## Instruction
Where does the string "path" appear? Copy every line of the entries below that holds it.

## Listed entries
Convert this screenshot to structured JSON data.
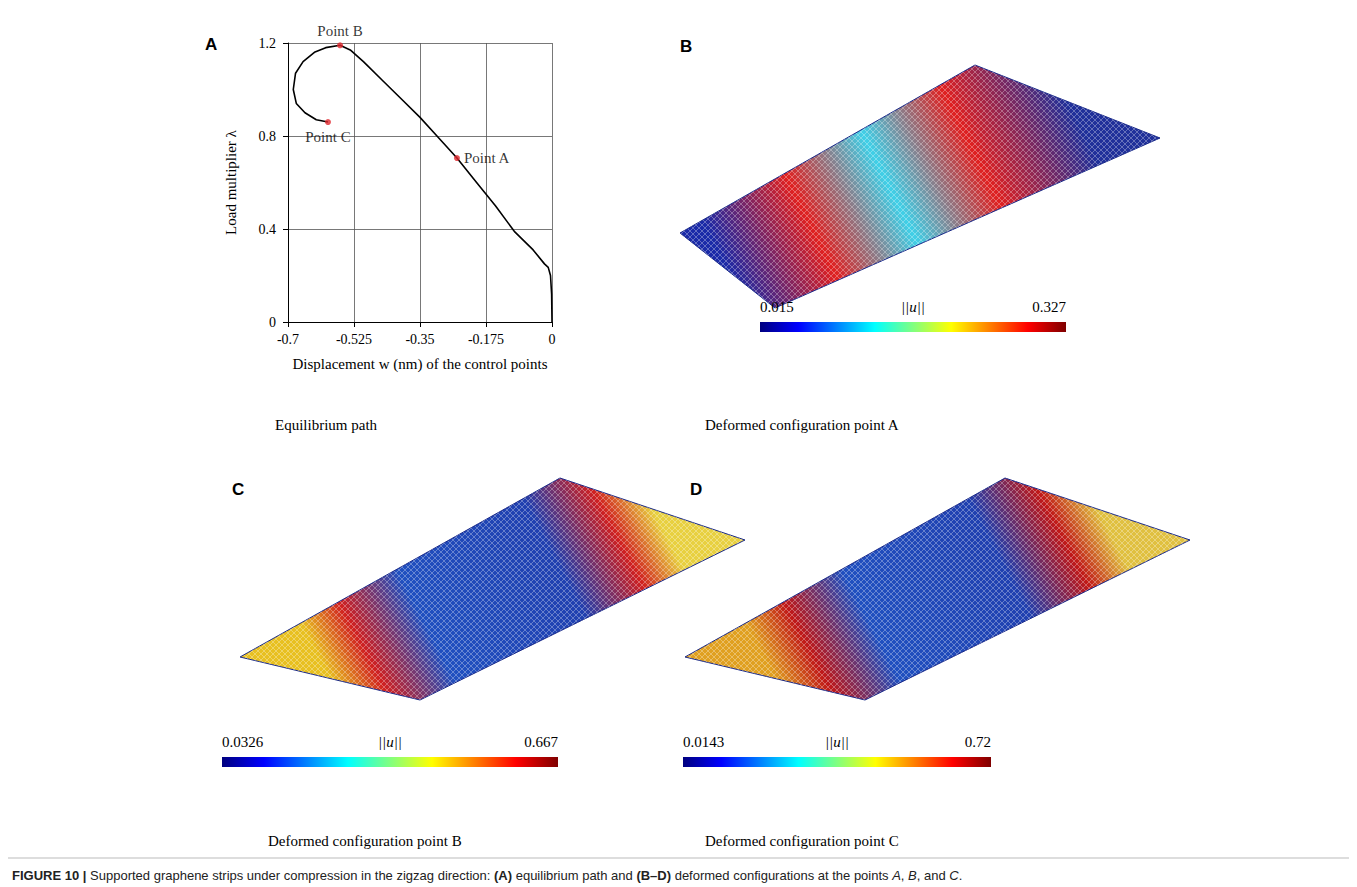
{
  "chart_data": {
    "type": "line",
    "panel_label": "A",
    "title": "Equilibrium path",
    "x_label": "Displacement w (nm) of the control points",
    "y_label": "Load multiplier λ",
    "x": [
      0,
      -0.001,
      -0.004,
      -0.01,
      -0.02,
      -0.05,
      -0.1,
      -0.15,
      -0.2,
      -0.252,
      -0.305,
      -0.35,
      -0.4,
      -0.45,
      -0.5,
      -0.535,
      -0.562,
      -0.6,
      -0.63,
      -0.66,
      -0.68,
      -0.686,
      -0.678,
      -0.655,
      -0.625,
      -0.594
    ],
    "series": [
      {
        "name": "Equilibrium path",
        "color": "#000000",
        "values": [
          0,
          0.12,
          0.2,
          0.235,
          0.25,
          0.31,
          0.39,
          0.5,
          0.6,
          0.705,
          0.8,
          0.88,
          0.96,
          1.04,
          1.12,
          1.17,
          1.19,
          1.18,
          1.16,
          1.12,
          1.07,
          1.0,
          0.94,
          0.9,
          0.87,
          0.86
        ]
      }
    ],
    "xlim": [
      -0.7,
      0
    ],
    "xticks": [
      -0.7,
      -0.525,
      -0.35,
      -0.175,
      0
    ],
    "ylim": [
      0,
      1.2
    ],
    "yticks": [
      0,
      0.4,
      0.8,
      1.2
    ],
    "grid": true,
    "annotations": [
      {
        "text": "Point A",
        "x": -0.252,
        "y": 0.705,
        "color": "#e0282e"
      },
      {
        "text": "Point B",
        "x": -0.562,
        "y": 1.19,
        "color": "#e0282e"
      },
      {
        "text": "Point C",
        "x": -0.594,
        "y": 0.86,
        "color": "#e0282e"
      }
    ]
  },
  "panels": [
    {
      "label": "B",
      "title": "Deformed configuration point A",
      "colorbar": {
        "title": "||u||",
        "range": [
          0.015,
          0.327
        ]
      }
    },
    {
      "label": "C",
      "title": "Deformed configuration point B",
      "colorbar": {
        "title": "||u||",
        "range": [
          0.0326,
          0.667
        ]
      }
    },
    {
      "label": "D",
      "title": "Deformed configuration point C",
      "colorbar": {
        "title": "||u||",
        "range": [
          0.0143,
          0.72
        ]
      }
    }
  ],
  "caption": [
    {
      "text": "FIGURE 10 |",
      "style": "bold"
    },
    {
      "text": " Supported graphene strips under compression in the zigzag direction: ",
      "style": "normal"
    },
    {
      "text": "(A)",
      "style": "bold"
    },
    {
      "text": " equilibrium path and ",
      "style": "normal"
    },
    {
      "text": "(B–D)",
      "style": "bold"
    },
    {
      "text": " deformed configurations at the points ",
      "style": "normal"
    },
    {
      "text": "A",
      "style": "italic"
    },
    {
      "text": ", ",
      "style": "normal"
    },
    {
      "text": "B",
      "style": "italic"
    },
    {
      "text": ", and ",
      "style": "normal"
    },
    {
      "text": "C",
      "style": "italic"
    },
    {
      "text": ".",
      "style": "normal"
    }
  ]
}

## Reply to the exercise
    "title": "Equilibrium path",
        "name": "Equilibrium path",
      "text": " equilibrium path and ",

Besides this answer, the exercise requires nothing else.